** Dataset items **
::::
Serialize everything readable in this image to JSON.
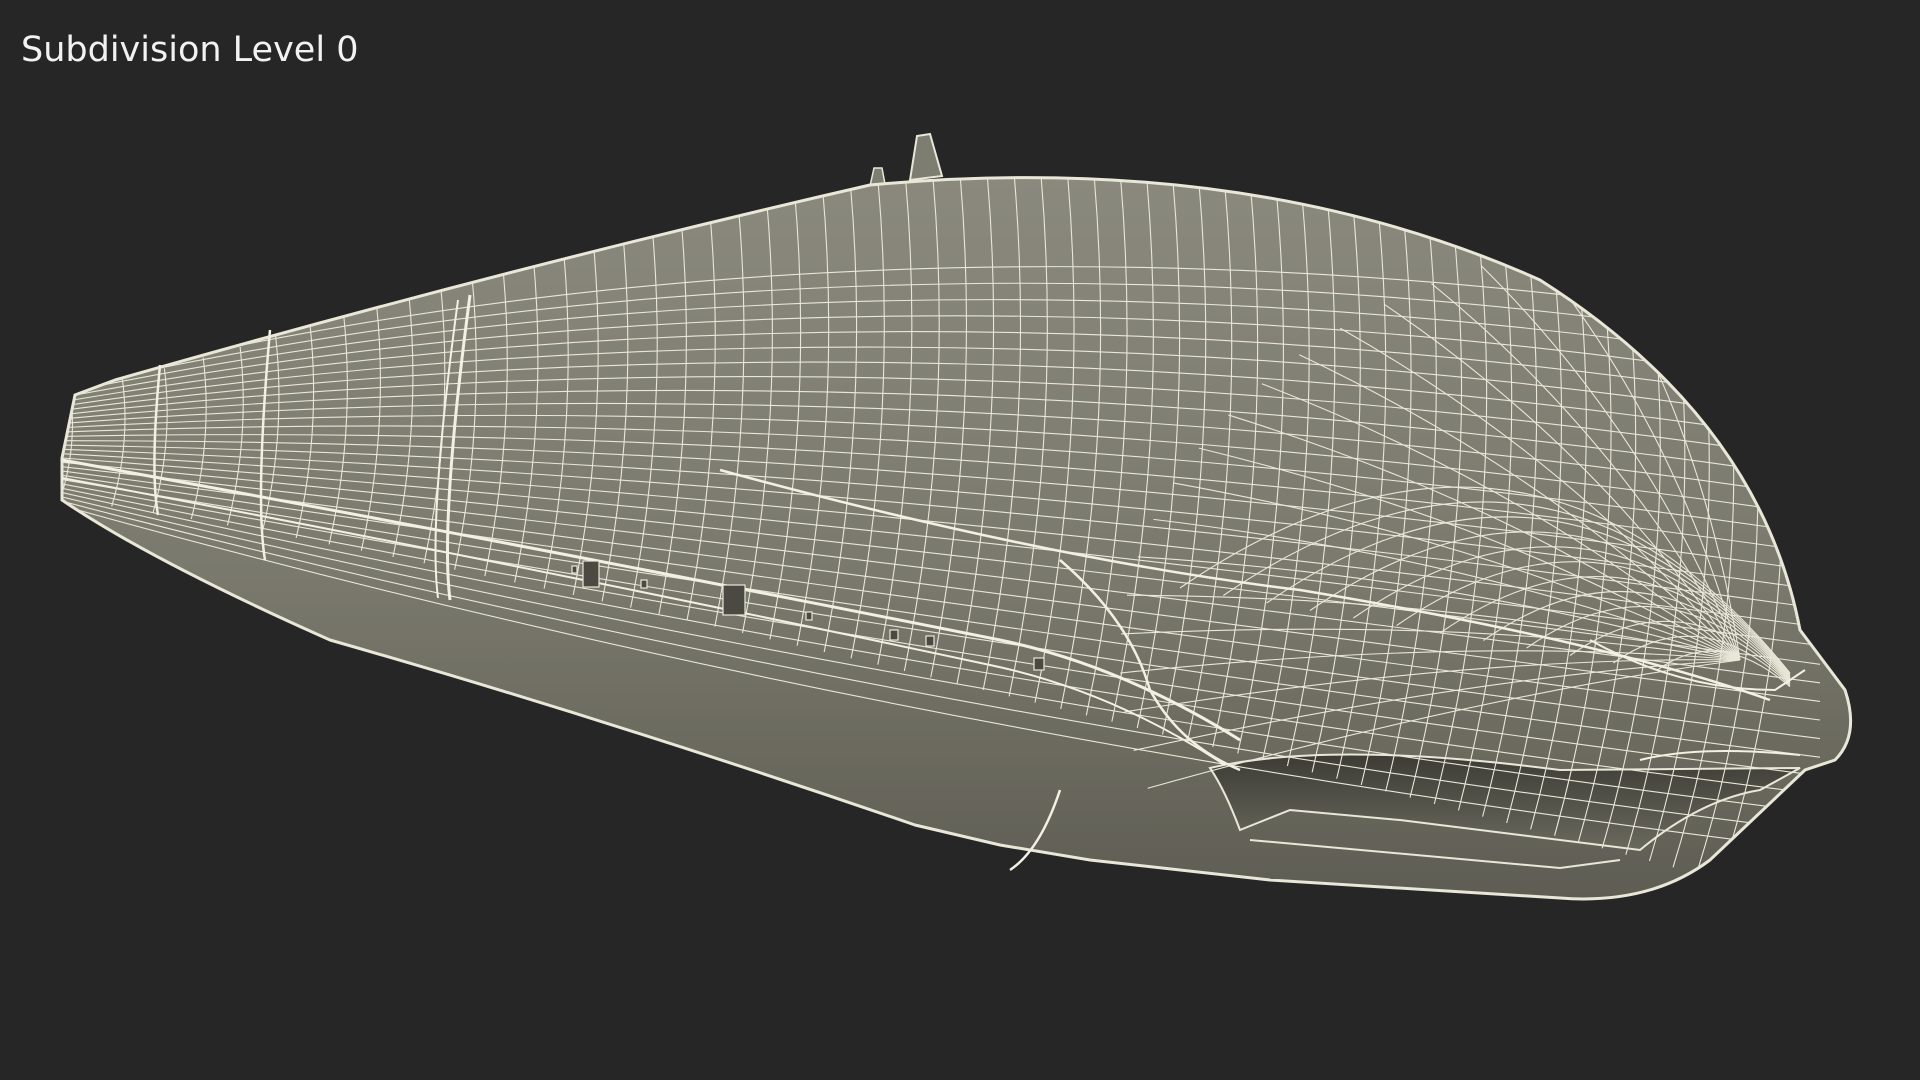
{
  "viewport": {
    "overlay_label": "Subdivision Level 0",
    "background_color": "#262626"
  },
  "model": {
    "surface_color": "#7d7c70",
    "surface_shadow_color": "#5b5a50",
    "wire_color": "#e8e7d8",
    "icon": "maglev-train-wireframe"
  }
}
::::
** Task objective **
All of the data needs repeating exactly, but the pictures do not.

** Solved exercise **
Serialize everything readable in this image to JSON.
{
  "viewport": {
    "overlay_label": "Subdivision Level 0",
    "background_color": "#262626"
  },
  "model": {
    "surface_color": "#7d7c70",
    "surface_shadow_color": "#5b5a50",
    "wire_color": "#e8e7d8",
    "icon": "maglev-train-wireframe"
  }
}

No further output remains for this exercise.